## begin AVAILABLE RECORDS

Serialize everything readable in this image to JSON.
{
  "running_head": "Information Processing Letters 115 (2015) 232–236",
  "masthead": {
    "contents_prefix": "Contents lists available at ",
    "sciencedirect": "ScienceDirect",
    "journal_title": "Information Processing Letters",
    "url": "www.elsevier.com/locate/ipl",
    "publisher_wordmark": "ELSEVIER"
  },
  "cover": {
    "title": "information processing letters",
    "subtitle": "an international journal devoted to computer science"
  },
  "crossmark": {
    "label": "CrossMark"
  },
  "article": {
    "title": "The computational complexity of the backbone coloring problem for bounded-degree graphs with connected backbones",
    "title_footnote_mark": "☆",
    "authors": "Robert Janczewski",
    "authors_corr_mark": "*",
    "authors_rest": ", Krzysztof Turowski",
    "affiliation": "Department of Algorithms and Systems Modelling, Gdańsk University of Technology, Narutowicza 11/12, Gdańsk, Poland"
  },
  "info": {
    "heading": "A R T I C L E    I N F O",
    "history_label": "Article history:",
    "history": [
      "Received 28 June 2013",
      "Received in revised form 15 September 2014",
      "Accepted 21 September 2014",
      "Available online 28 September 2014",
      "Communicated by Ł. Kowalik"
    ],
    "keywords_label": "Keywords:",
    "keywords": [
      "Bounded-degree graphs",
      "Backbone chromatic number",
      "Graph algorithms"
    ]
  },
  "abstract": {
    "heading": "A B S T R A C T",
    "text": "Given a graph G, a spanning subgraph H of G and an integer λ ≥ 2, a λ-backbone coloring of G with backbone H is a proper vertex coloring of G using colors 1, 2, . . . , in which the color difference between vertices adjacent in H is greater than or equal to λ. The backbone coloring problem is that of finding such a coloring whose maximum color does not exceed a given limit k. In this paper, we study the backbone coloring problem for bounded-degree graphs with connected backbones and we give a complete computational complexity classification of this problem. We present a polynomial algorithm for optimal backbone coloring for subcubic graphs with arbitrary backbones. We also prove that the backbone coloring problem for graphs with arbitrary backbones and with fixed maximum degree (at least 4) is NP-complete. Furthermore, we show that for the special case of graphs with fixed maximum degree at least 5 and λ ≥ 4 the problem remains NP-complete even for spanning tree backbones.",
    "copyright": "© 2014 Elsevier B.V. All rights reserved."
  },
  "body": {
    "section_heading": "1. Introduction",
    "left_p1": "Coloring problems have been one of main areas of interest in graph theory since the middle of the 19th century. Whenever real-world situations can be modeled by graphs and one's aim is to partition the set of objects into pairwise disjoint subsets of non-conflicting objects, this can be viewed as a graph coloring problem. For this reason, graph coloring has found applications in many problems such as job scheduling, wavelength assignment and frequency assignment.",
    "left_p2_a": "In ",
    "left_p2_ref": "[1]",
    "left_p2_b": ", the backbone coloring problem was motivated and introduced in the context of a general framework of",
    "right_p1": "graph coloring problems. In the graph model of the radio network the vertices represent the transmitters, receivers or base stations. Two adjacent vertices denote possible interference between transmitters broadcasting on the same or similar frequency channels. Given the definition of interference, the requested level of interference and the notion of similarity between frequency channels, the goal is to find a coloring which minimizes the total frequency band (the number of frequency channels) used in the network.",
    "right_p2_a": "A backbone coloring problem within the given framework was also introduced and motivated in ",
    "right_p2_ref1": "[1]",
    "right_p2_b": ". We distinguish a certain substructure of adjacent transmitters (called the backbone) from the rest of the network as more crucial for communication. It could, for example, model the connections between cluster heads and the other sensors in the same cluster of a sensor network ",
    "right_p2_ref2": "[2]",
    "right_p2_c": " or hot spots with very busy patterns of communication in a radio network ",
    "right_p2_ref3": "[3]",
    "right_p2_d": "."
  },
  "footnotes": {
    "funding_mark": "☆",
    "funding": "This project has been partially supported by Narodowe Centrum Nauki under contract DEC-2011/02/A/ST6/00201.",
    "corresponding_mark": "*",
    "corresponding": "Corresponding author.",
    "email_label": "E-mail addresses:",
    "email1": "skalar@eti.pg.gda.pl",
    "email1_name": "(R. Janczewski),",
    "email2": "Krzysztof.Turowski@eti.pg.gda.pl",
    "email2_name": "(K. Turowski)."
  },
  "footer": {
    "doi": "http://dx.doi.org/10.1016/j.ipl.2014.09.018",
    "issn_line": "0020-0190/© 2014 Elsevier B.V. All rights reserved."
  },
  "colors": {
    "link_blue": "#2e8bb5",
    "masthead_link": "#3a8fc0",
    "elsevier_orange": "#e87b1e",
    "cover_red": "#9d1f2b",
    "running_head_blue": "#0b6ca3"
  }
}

## end AVAILABLE RECORDS

_TASK DESCRIPTION_.
All of the material must be reproduced exactly.

_WRITTEN REPLY_.
Serialize everything readable in this image to JSON.
{
  "running_head": "Information Processing Letters 115 (2015) 232–236",
  "masthead": {
    "contents_prefix": "Contents lists available at ",
    "sciencedirect": "ScienceDirect",
    "journal_title": "Information Processing Letters",
    "url": "www.elsevier.com/locate/ipl",
    "publisher_wordmark": "ELSEVIER"
  },
  "cover": {
    "title": "information processing letters",
    "subtitle": "an international journal devoted to computer science"
  },
  "crossmark": {
    "label": "CrossMark"
  },
  "article": {
    "title": "The computational complexity of the backbone coloring problem for bounded-degree graphs with connected backbones",
    "title_footnote_mark": "☆",
    "authors": "Robert Janczewski",
    "authors_corr_mark": "*",
    "authors_rest": ", Krzysztof Turowski",
    "affiliation": "Department of Algorithms and Systems Modelling, Gdańsk University of Technology, Narutowicza 11/12, Gdańsk, Poland"
  },
  "info": {
    "heading": "A R T I C L E    I N F O",
    "history_label": "Article history:",
    "history": [
      "Received 28 June 2013",
      "Received in revised form 15 September 2014",
      "Accepted 21 September 2014",
      "Available online 28 September 2014",
      "Communicated by Ł. Kowalik"
    ],
    "keywords_label": "Keywords:",
    "keywords": [
      "Bounded-degree graphs",
      "Backbone chromatic number",
      "Graph algorithms"
    ]
  },
  "abstract": {
    "heading": "A B S T R A C T",
    "text": "Given a graph G, a spanning subgraph H of G and an integer λ ≥ 2, a λ-backbone coloring of G with backbone H is a proper vertex coloring of G using colors 1, 2, . . . , in which the color difference between vertices adjacent in H is greater than or equal to λ. The backbone coloring problem is that of finding such a coloring whose maximum color does not exceed a given limit k. In this paper, we study the backbone coloring problem for bounded-degree graphs with connected backbones and we give a complete computational complexity classification of this problem. We present a polynomial algorithm for optimal backbone coloring for subcubic graphs with arbitrary backbones. We also prove that the backbone coloring problem for graphs with arbitrary backbones and with fixed maximum degree (at least 4) is NP-complete. Furthermore, we show that for the special case of graphs with fixed maximum degree at least 5 and λ ≥ 4 the problem remains NP-complete even for spanning tree backbones.",
    "copyright": "© 2014 Elsevier B.V. All rights reserved."
  },
  "body": {
    "section_heading": "1. Introduction",
    "left_p1": "Coloring problems have been one of main areas of interest in graph theory since the middle of the 19th century. Whenever real-world situations can be modeled by graphs and one's aim is to partition the set of objects into pairwise disjoint subsets of non-conflicting objects, this can be viewed as a graph coloring problem. For this reason, graph coloring has found applications in many problems such as job scheduling, wavelength assignment and frequency assignment.",
    "left_p2_a": "In ",
    "left_p2_ref": "[1]",
    "left_p2_b": ", the backbone coloring problem was motivated and introduced in the context of a general framework of",
    "right_p1": "graph coloring problems. In the graph model of the radio network the vertices represent the transmitters, receivers or base stations. Two adjacent vertices denote possible interference between transmitters broadcasting on the same or similar frequency channels. Given the definition of interference, the requested level of interference and the notion of similarity between frequency channels, the goal is to find a coloring which minimizes the total frequency band (the number of frequency channels) used in the network.",
    "right_p2_a": "A backbone coloring problem within the given framework was also introduced and motivated in ",
    "right_p2_ref1": "[1]",
    "right_p2_b": ". We distinguish a certain substructure of adjacent transmitters (called the backbone) from the rest of the network as more crucial for communication. It could, for example, model the connections between cluster heads and the other sensors in the same cluster of a sensor network ",
    "right_p2_ref2": "[2]",
    "right_p2_c": " or hot spots with very busy patterns of communication in a radio network ",
    "right_p2_ref3": "[3]",
    "right_p2_d": "."
  },
  "footnotes": {
    "funding_mark": "☆",
    "funding": "This project has been partially supported by Narodowe Centrum Nauki under contract DEC-2011/02/A/ST6/00201.",
    "corresponding_mark": "*",
    "corresponding": "Corresponding author.",
    "email_label": "E-mail addresses:",
    "email1": "skalar@eti.pg.gda.pl",
    "email1_name": "(R. Janczewski),",
    "email2": "Krzysztof.Turowski@eti.pg.gda.pl",
    "email2_name": "(K. Turowski)."
  },
  "footer": {
    "doi": "http://dx.doi.org/10.1016/j.ipl.2014.09.018",
    "issn_line": "0020-0190/© 2014 Elsevier B.V. All rights reserved."
  },
  "colors": {
    "link_blue": "#2e8bb5",
    "masthead_link": "#3a8fc0",
    "elsevier_orange": "#e87b1e",
    "cover_red": "#9d1f2b",
    "running_head_blue": "#0b6ca3"
  }
}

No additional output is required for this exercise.